§ JOB
Can the data below be echoed back word for word?

(Collected data entries)
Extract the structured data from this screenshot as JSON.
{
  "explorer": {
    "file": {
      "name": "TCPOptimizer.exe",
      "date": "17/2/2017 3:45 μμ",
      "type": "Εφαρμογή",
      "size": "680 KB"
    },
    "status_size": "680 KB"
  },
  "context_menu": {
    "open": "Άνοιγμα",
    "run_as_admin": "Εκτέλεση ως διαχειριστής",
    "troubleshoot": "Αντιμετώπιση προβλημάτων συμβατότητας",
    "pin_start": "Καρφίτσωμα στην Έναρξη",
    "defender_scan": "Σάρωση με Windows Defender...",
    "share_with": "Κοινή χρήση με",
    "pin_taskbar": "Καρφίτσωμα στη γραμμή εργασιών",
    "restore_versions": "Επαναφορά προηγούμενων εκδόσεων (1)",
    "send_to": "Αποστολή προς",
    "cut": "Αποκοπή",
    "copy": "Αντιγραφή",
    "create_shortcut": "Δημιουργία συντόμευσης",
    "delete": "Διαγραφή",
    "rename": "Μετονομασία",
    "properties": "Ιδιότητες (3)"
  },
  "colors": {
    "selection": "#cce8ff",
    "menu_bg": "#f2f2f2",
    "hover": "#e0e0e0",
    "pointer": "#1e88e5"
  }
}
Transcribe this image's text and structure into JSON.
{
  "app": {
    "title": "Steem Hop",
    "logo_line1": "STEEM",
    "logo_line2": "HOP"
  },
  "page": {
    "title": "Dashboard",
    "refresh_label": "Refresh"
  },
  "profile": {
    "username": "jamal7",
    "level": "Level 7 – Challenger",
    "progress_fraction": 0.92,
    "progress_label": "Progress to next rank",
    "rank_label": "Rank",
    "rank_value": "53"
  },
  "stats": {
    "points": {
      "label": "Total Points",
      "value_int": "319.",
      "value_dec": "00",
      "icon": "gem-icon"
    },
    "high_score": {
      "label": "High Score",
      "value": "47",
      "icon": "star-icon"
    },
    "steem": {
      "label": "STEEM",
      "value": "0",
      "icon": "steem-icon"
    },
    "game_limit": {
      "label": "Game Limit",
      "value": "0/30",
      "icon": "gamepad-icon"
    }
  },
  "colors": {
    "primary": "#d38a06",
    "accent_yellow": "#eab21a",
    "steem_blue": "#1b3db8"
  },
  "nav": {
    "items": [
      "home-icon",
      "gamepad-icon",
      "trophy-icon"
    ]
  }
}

§ FULL RESPONSE
Extract the structured data from this screenshot as JSON.
{
  "explorer": {
    "file": {
      "name": "TCPOptimizer.exe",
      "date": "17/2/2017 3:45 μμ",
      "type": "Εφαρμογή",
      "size": "680 KB"
    },
    "status_size": "680 KB"
  },
  "context_menu": {
    "open": "Άνοιγμα",
    "run_as_admin": "Εκτέλεση ως διαχειριστής",
    "troubleshoot": "Αντιμετώπιση προβλημάτων συμβατότητας",
    "pin_start": "Καρφίτσωμα στην Έναρξη",
    "defender_scan": "Σάρωση με Windows Defender...",
    "share_with": "Κοινή χρήση με",
    "pin_taskbar": "Καρφίτσωμα στη γραμμή εργασιών",
    "restore_versions": "Επαναφορά προηγούμενων εκδόσεων (1)",
    "send_to": "Αποστολή προς",
    "cut": "Αποκοπή",
    "copy": "Αντιγραφή",
    "create_shortcut": "Δημιουργία συντόμευσης",
    "delete": "Διαγραφή",
    "rename": "Μετονομασία",
    "properties": "Ιδιότητες (3)"
  },
  "colors": {
    "selection": "#cce8ff",
    "menu_bg": "#f2f2f2",
    "hover": "#e0e0e0",
    "pointer": "#1e88e5"
  }
}
Transcribe this image's text and structure into JSON.
{
  "app": {
    "title": "Steem Hop",
    "logo_line1": "STEEM",
    "logo_line2": "HOP"
  },
  "page": {
    "title": "Dashboard",
    "refresh_label": "Refresh"
  },
  "profile": {
    "username": "jamal7",
    "level": "Level 7 – Challenger",
    "progress_fraction": 0.92,
    "progress_label": "Progress to next rank",
    "rank_label": "Rank",
    "rank_value": "53"
  },
  "stats": {
    "points": {
      "label": "Total Points",
      "value_int": "319.",
      "value_dec": "00",
      "icon": "gem-icon"
    },
    "high_score": {
      "label": "High Score",
      "value": "47",
      "icon": "star-icon"
    },
    "steem": {
      "label": "STEEM",
      "value": "0",
      "icon": "steem-icon"
    },
    "game_limit": {
      "label": "Game Limit",
      "value": "0/30",
      "icon": "gamepad-icon"
    }
  },
  "colors": {
    "primary": "#d38a06",
    "accent_yellow": "#eab21a",
    "steem_blue": "#1b3db8"
  },
  "nav": {
    "items": [
      "home-icon",
      "gamepad-icon",
      "trophy-icon"
    ]
  }
}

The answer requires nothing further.